→ **Data listing**:
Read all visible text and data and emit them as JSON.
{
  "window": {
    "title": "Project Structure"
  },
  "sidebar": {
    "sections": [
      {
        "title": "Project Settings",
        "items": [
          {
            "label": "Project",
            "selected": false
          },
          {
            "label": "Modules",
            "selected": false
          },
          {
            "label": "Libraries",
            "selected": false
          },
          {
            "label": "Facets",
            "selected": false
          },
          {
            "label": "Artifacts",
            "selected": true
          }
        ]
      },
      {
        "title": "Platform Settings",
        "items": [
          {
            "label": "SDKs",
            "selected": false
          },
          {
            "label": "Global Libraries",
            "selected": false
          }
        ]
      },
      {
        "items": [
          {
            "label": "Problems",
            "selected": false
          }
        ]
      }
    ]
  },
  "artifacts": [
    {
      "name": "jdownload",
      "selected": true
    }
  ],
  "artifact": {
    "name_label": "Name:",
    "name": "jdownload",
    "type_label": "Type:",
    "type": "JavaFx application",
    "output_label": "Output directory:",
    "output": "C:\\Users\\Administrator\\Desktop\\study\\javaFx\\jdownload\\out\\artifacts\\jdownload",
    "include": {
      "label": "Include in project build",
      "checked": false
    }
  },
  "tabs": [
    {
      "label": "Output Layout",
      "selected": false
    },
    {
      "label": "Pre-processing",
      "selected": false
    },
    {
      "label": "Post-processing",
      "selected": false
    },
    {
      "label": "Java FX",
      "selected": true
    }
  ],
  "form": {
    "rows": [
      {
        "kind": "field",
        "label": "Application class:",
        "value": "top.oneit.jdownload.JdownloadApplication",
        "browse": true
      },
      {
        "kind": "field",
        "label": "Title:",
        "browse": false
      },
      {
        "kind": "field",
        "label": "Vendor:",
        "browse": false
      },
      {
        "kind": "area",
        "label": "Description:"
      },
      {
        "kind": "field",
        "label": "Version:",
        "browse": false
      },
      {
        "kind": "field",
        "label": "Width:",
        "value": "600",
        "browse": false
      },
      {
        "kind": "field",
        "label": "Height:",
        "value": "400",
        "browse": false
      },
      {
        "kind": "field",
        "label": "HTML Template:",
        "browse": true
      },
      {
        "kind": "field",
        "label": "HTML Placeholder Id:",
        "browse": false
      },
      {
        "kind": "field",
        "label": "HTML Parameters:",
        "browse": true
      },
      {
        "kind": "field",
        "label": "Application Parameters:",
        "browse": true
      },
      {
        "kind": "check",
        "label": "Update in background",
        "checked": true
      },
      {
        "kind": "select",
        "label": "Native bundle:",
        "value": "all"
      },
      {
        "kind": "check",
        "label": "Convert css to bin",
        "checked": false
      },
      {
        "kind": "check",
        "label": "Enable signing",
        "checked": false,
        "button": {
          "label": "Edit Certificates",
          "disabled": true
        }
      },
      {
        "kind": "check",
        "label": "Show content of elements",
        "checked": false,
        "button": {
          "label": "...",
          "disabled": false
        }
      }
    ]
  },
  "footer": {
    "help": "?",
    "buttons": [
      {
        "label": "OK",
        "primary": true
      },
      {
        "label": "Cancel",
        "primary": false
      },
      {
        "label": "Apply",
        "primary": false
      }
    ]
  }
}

→ **Challenge**:
Going through the records above, state how many lines carry "Parameters", with no other text.

→ **The completed task**:
2